Un jour, un opérateur a envoyé une chargeuse dans le mur. « Nous avons mené une enquête et il est apparu que la chargeuse avait envoyé une alerte indiquant ne pas savoir où elle se trouvait », ajoutait-il. L’opérateur ou l’opératrice peut cliquer pour accuser réception du message d’alarme et transmettre à la machine l’information de poursuivre sa mission. L’engin se déplace alors de cinquante centimètres pour que l’analyseur essaie de le resituer. « Nous avons conclu que [l’opérateur ou l’opératrice] avait accusé réception de ce message et avait indiqué à la machine de poursuivre sa mission 19 fois avant qu’elle ne heurte la paroi », ajoutait M. Cronin en plaisantant. « Si personne n’en tient compte, à quoi servent les alarmes ? »

En fin de compte, l’équipe a mis à jour son logiciel pour éliminer les avertissements non critiques. Pour les alertes importantes, par exemple si la chargeuse encourt des dégâts ou ne fonctionne plus, l’équipe a créé une fenêtre secondaire qui apparaît pour confirmer que l’opérateur ou l’opératrice en a bien pris note. Il est indispensable de régulièrement ajuster les systèmes, insistait M. Cronin ; de fait, les produits des fabricants d’équipement d’origine (FEO) ne peuvent tout simplement pas être acquis dans le commerce et propulsé dans n’importe quelle exploitation.

_Vos tâches_
• A. Résumez l'extrait en deux phrases.
• B. D'après l'extrait, de quelle distance l'engin se déplace-t-il une fois que l'opérateur a accusé réception du message d'alarme ?

_Documents sources_
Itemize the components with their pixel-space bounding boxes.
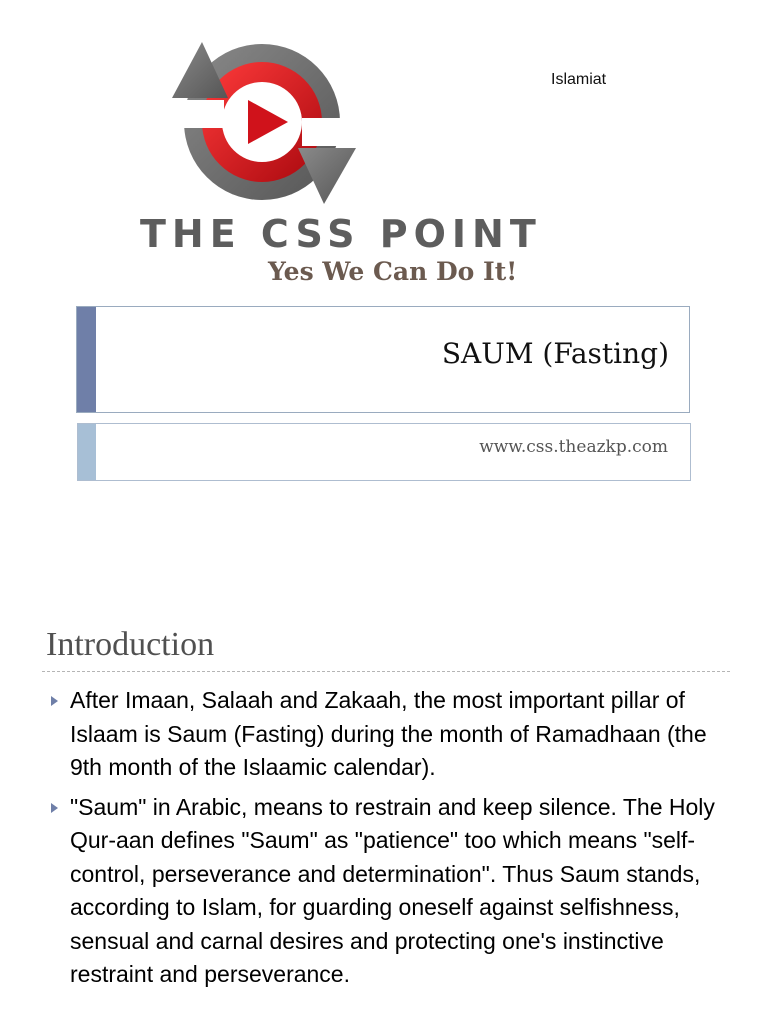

_Corrigé des exercices_
• A. Un opérateur a envoyé une chargeuse dans le mur après avoir accusé réception, 19 fois, d'une alerte signalant que l'engin ne savait pas où il se trouvait, et lui avoir indiqué à chaque fois de poursuivre sa mission. L'équipe a ensuite mis à jour son logiciel pour éliminer les avertissements non critiques et a créé une fenêtre secondaire de confirmation pour les alertes importantes.

• B. Il se déplace de cinquante centimètres.